**Input rows**

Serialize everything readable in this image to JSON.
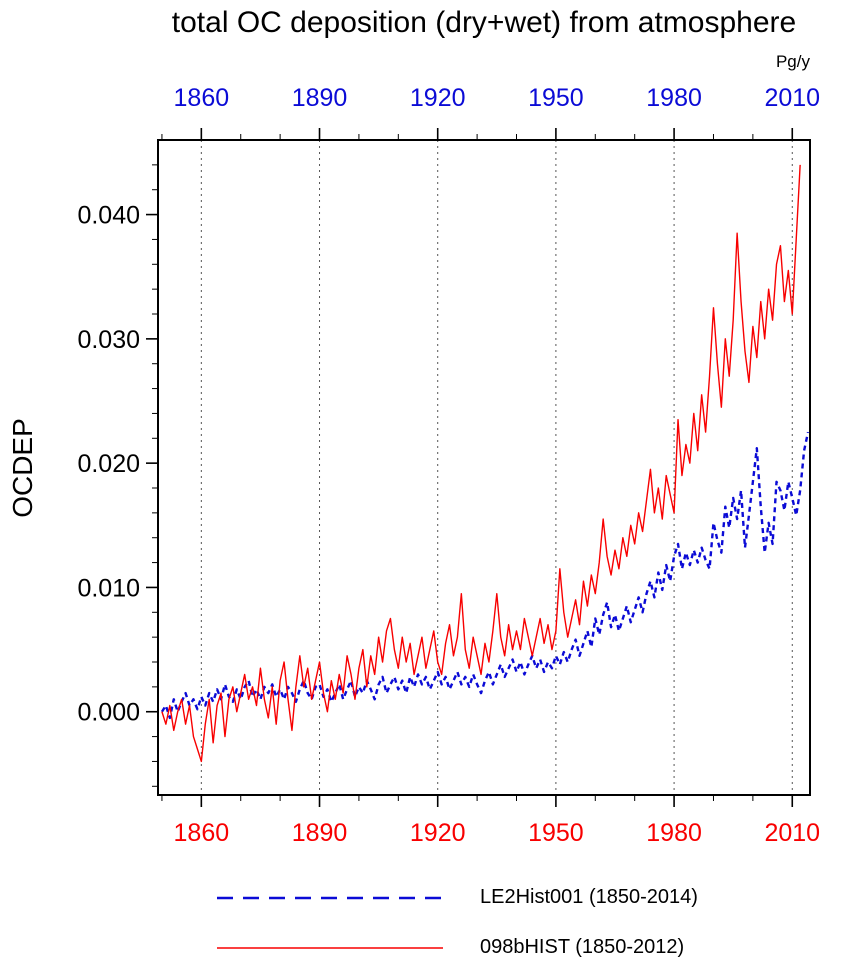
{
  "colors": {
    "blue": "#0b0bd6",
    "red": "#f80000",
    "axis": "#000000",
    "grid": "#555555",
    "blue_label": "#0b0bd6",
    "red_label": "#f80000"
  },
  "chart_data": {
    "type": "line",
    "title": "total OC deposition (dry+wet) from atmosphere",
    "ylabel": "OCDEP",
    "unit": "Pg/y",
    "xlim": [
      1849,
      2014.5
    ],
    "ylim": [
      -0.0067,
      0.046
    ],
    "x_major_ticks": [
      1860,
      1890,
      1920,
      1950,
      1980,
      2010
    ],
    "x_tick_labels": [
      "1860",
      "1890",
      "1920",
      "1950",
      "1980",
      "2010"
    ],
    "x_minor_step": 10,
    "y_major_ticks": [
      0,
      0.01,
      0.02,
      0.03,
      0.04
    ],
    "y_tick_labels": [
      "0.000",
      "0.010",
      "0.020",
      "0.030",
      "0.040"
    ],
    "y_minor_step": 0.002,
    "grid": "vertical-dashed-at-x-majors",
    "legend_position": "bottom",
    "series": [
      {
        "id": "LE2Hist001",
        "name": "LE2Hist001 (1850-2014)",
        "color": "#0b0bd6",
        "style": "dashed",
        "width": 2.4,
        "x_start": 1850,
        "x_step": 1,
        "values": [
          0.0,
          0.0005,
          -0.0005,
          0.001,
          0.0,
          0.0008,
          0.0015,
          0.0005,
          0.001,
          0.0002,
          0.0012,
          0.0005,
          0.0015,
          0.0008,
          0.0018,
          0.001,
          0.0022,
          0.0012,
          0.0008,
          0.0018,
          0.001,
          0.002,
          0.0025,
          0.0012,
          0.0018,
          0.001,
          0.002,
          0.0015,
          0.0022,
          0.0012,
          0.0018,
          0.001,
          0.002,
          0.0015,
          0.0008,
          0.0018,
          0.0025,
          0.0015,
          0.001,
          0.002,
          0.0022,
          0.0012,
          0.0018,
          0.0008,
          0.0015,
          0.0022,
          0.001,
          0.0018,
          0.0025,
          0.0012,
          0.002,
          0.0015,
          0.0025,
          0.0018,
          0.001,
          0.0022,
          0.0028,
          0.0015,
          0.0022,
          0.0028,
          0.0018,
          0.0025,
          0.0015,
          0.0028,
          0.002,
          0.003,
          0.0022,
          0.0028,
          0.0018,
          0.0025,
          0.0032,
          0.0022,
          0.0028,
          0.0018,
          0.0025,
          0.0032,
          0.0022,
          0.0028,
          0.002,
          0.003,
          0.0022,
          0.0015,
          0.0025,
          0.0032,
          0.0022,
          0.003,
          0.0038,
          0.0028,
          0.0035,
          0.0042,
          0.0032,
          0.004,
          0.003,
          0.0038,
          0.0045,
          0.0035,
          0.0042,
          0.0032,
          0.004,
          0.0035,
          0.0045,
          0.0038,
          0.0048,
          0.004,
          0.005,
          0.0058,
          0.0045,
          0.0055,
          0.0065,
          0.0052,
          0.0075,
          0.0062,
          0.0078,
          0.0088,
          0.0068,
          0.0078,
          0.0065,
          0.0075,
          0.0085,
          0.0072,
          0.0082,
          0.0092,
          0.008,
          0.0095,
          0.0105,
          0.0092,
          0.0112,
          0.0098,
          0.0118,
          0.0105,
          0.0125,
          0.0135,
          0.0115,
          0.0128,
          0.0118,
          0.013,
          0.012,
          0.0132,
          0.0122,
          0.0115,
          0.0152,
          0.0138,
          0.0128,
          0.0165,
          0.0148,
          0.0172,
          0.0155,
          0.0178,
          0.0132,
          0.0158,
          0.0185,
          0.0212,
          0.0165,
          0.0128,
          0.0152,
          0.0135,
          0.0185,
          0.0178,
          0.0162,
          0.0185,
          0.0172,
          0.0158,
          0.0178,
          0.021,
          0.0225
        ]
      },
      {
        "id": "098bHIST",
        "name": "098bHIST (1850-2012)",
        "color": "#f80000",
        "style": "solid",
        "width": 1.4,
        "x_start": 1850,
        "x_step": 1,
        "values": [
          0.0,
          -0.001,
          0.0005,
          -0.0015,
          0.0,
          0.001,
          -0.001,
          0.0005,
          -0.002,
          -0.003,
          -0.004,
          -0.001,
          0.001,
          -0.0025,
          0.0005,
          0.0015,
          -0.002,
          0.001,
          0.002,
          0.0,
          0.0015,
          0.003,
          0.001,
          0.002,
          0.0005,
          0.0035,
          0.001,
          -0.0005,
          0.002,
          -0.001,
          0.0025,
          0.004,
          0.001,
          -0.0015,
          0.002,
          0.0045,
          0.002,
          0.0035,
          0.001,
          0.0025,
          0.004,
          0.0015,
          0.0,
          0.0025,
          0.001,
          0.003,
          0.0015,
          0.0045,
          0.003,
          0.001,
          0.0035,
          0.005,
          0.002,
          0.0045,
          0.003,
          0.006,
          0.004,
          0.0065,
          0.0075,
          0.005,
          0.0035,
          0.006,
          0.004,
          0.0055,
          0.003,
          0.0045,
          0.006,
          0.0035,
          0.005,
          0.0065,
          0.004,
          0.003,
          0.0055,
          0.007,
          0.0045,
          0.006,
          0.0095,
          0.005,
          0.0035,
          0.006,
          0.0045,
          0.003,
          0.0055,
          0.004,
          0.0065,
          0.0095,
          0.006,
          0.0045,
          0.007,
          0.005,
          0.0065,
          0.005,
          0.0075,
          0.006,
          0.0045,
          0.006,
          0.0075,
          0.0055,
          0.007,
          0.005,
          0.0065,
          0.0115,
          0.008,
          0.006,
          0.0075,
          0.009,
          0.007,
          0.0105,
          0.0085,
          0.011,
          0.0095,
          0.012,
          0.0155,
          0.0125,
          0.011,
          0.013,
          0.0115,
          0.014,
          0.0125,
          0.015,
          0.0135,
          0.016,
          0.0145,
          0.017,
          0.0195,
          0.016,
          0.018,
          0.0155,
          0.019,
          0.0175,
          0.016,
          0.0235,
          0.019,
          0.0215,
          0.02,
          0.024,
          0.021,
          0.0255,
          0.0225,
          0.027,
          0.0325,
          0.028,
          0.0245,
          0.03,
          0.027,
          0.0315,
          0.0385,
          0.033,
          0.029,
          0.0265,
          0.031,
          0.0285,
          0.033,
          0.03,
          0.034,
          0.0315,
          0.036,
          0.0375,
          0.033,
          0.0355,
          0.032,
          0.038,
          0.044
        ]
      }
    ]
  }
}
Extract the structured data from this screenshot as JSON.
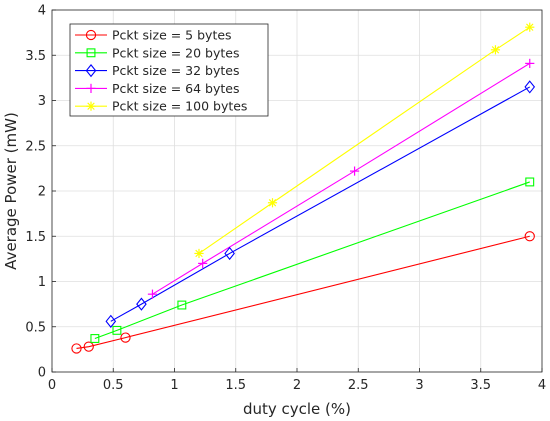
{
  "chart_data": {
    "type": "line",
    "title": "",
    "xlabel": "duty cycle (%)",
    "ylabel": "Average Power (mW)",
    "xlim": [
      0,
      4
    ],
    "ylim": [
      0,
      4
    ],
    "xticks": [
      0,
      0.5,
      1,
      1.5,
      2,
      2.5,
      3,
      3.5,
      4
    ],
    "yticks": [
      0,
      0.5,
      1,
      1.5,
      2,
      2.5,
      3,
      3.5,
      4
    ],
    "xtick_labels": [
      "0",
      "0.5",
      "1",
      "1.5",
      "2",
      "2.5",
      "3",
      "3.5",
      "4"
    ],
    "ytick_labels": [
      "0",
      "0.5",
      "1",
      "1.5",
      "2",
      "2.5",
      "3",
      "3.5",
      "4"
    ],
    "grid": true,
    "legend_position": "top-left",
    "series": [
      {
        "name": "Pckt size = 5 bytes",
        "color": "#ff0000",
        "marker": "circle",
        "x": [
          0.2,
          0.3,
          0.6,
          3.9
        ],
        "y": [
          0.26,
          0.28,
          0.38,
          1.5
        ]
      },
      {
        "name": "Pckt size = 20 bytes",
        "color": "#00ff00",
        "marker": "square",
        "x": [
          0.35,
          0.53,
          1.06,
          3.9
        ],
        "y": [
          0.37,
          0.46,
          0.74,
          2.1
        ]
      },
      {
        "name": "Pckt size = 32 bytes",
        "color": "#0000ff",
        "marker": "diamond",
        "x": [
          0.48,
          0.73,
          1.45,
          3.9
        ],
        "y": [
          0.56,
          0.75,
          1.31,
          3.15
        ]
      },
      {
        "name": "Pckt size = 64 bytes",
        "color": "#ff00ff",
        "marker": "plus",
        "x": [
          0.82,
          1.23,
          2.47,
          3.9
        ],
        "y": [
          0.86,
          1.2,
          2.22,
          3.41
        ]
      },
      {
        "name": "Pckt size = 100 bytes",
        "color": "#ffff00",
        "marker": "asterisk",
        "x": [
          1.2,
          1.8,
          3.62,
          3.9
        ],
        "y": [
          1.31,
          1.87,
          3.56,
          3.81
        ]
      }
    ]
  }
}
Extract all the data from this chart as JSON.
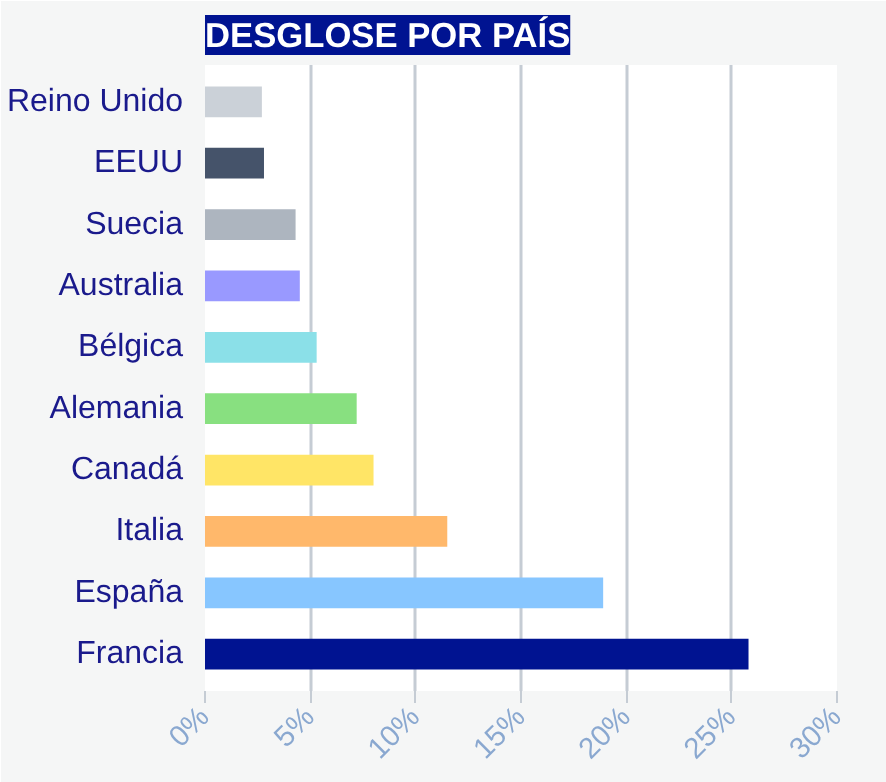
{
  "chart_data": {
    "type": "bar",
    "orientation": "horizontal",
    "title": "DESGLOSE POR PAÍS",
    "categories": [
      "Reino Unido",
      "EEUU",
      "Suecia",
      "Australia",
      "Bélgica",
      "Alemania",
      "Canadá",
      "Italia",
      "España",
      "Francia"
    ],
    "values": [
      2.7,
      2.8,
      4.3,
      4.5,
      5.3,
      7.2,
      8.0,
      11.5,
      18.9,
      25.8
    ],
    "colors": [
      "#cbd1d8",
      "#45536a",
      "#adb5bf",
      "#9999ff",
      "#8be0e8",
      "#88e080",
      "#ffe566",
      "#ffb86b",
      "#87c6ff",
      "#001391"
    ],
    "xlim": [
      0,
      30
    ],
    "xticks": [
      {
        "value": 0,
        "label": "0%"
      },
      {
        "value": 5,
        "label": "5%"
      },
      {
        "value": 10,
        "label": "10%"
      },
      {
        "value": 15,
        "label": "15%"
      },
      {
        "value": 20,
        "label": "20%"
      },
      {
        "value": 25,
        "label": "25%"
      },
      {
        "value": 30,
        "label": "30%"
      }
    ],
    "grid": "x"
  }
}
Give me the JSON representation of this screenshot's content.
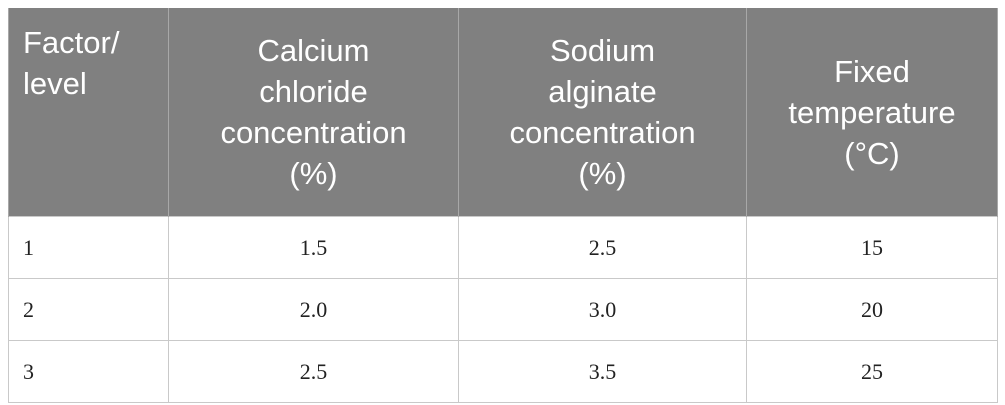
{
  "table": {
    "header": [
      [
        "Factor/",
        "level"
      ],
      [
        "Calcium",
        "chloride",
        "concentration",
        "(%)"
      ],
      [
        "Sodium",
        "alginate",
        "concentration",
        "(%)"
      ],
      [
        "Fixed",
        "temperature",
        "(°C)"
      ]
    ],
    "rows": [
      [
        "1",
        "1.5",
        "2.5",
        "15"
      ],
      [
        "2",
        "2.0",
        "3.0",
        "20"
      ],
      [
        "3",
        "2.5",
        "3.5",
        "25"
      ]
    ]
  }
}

**What the task requires**
Write the lines from the line containing "Give me the" through the last line of the data out again exactly, and only those lines; pictures stay out.

**Finished answer**
Give me the JSON representation of this screenshot's content.
{
  "table": {
    "header": [
      [
        "Factor/",
        "level"
      ],
      [
        "Calcium",
        "chloride",
        "concentration",
        "(%)"
      ],
      [
        "Sodium",
        "alginate",
        "concentration",
        "(%)"
      ],
      [
        "Fixed",
        "temperature",
        "(°C)"
      ]
    ],
    "rows": [
      [
        "1",
        "1.5",
        "2.5",
        "15"
      ],
      [
        "2",
        "2.0",
        "3.0",
        "20"
      ],
      [
        "3",
        "2.5",
        "3.5",
        "25"
      ]
    ]
  }
}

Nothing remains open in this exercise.